=== THE PROBLEM ===
Render every entry exactly as it appears.

=== Figure collection entries ===
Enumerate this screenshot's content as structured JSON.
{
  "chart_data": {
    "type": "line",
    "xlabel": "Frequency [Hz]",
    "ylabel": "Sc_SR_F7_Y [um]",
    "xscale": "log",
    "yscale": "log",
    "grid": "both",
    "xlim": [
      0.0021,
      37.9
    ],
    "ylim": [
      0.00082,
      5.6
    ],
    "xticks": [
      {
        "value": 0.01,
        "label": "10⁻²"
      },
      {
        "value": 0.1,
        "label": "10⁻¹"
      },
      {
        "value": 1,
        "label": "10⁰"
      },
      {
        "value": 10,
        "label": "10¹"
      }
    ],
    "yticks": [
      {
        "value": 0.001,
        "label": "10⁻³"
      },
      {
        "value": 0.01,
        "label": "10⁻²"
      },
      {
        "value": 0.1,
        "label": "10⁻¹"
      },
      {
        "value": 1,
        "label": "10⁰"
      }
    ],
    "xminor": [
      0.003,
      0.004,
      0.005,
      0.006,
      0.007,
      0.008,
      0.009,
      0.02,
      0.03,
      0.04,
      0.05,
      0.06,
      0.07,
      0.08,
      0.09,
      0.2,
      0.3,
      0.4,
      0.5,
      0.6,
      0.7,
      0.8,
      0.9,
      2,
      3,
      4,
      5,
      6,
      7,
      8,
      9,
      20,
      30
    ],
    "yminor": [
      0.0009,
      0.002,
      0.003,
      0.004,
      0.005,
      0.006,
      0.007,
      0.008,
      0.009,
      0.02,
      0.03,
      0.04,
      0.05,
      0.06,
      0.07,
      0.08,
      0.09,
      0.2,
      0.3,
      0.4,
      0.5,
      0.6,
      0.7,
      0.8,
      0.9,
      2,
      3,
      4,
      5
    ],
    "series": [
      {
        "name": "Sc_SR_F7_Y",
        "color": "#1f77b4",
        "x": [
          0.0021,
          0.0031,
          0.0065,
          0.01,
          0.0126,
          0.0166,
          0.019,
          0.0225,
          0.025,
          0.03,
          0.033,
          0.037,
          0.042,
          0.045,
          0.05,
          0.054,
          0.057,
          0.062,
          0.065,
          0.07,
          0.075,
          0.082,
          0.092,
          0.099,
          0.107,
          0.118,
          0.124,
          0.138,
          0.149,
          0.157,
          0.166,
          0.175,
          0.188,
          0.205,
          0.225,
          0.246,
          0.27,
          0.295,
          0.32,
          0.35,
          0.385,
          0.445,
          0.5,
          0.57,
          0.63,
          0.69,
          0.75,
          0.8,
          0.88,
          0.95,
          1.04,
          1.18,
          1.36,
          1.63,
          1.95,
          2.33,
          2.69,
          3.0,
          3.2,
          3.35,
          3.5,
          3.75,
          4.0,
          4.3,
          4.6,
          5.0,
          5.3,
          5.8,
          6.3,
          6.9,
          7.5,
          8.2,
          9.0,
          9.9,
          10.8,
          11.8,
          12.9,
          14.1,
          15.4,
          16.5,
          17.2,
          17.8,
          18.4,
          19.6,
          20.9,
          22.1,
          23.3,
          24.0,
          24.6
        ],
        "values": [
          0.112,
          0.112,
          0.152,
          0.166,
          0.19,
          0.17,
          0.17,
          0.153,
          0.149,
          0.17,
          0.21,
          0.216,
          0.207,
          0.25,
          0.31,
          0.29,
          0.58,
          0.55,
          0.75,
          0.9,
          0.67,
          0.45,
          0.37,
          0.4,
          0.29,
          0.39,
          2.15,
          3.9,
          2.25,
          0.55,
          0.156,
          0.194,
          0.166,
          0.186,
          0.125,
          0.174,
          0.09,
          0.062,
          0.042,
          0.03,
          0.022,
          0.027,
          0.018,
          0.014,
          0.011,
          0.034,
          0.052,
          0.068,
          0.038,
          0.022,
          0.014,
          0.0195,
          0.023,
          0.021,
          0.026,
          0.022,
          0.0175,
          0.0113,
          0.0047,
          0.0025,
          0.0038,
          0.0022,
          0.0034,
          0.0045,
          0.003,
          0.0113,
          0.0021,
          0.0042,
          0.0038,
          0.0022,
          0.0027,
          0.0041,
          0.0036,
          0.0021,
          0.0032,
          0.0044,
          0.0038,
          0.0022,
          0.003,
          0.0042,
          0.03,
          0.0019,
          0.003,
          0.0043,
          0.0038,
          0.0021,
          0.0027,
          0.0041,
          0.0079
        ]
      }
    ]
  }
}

=== COMPLETED TASK ===
Enumerate this screenshot's content as structured JSON.
{
  "chart_data": {
    "type": "line",
    "xlabel": "Frequency [Hz]",
    "ylabel": "Sc_SR_F7_Y [um]",
    "xscale": "log",
    "yscale": "log",
    "grid": "both",
    "xlim": [
      0.0021,
      37.9
    ],
    "ylim": [
      0.00082,
      5.6
    ],
    "xticks": [
      {
        "value": 0.01,
        "label": "10⁻²"
      },
      {
        "value": 0.1,
        "label": "10⁻¹"
      },
      {
        "value": 1,
        "label": "10⁰"
      },
      {
        "value": 10,
        "label": "10¹"
      }
    ],
    "yticks": [
      {
        "value": 0.001,
        "label": "10⁻³"
      },
      {
        "value": 0.01,
        "label": "10⁻²"
      },
      {
        "value": 0.1,
        "label": "10⁻¹"
      },
      {
        "value": 1,
        "label": "10⁰"
      }
    ],
    "xminor": [
      0.003,
      0.004,
      0.005,
      0.006,
      0.007,
      0.008,
      0.009,
      0.02,
      0.03,
      0.04,
      0.05,
      0.06,
      0.07,
      0.08,
      0.09,
      0.2,
      0.3,
      0.4,
      0.5,
      0.6,
      0.7,
      0.8,
      0.9,
      2,
      3,
      4,
      5,
      6,
      7,
      8,
      9,
      20,
      30
    ],
    "yminor": [
      0.0009,
      0.002,
      0.003,
      0.004,
      0.005,
      0.006,
      0.007,
      0.008,
      0.009,
      0.02,
      0.03,
      0.04,
      0.05,
      0.06,
      0.07,
      0.08,
      0.09,
      0.2,
      0.3,
      0.4,
      0.5,
      0.6,
      0.7,
      0.8,
      0.9,
      2,
      3,
      4,
      5
    ],
    "series": [
      {
        "name": "Sc_SR_F7_Y",
        "color": "#1f77b4",
        "x": [
          0.0021,
          0.0031,
          0.0065,
          0.01,
          0.0126,
          0.0166,
          0.019,
          0.0225,
          0.025,
          0.03,
          0.033,
          0.037,
          0.042,
          0.045,
          0.05,
          0.054,
          0.057,
          0.062,
          0.065,
          0.07,
          0.075,
          0.082,
          0.092,
          0.099,
          0.107,
          0.118,
          0.124,
          0.138,
          0.149,
          0.157,
          0.166,
          0.175,
          0.188,
          0.205,
          0.225,
          0.246,
          0.27,
          0.295,
          0.32,
          0.35,
          0.385,
          0.445,
          0.5,
          0.57,
          0.63,
          0.69,
          0.75,
          0.8,
          0.88,
          0.95,
          1.04,
          1.18,
          1.36,
          1.63,
          1.95,
          2.33,
          2.69,
          3.0,
          3.2,
          3.35,
          3.5,
          3.75,
          4.0,
          4.3,
          4.6,
          5.0,
          5.3,
          5.8,
          6.3,
          6.9,
          7.5,
          8.2,
          9.0,
          9.9,
          10.8,
          11.8,
          12.9,
          14.1,
          15.4,
          16.5,
          17.2,
          17.8,
          18.4,
          19.6,
          20.9,
          22.1,
          23.3,
          24.0,
          24.6
        ],
        "values": [
          0.112,
          0.112,
          0.152,
          0.166,
          0.19,
          0.17,
          0.17,
          0.153,
          0.149,
          0.17,
          0.21,
          0.216,
          0.207,
          0.25,
          0.31,
          0.29,
          0.58,
          0.55,
          0.75,
          0.9,
          0.67,
          0.45,
          0.37,
          0.4,
          0.29,
          0.39,
          2.15,
          3.9,
          2.25,
          0.55,
          0.156,
          0.194,
          0.166,
          0.186,
          0.125,
          0.174,
          0.09,
          0.062,
          0.042,
          0.03,
          0.022,
          0.027,
          0.018,
          0.014,
          0.011,
          0.034,
          0.052,
          0.068,
          0.038,
          0.022,
          0.014,
          0.0195,
          0.023,
          0.021,
          0.026,
          0.022,
          0.0175,
          0.0113,
          0.0047,
          0.0025,
          0.0038,
          0.0022,
          0.0034,
          0.0045,
          0.003,
          0.0113,
          0.0021,
          0.0042,
          0.0038,
          0.0022,
          0.0027,
          0.0041,
          0.0036,
          0.0021,
          0.0032,
          0.0044,
          0.0038,
          0.0022,
          0.003,
          0.0042,
          0.03,
          0.0019,
          0.003,
          0.0043,
          0.0038,
          0.0021,
          0.0027,
          0.0041,
          0.0079
        ]
      }
    ]
  }
}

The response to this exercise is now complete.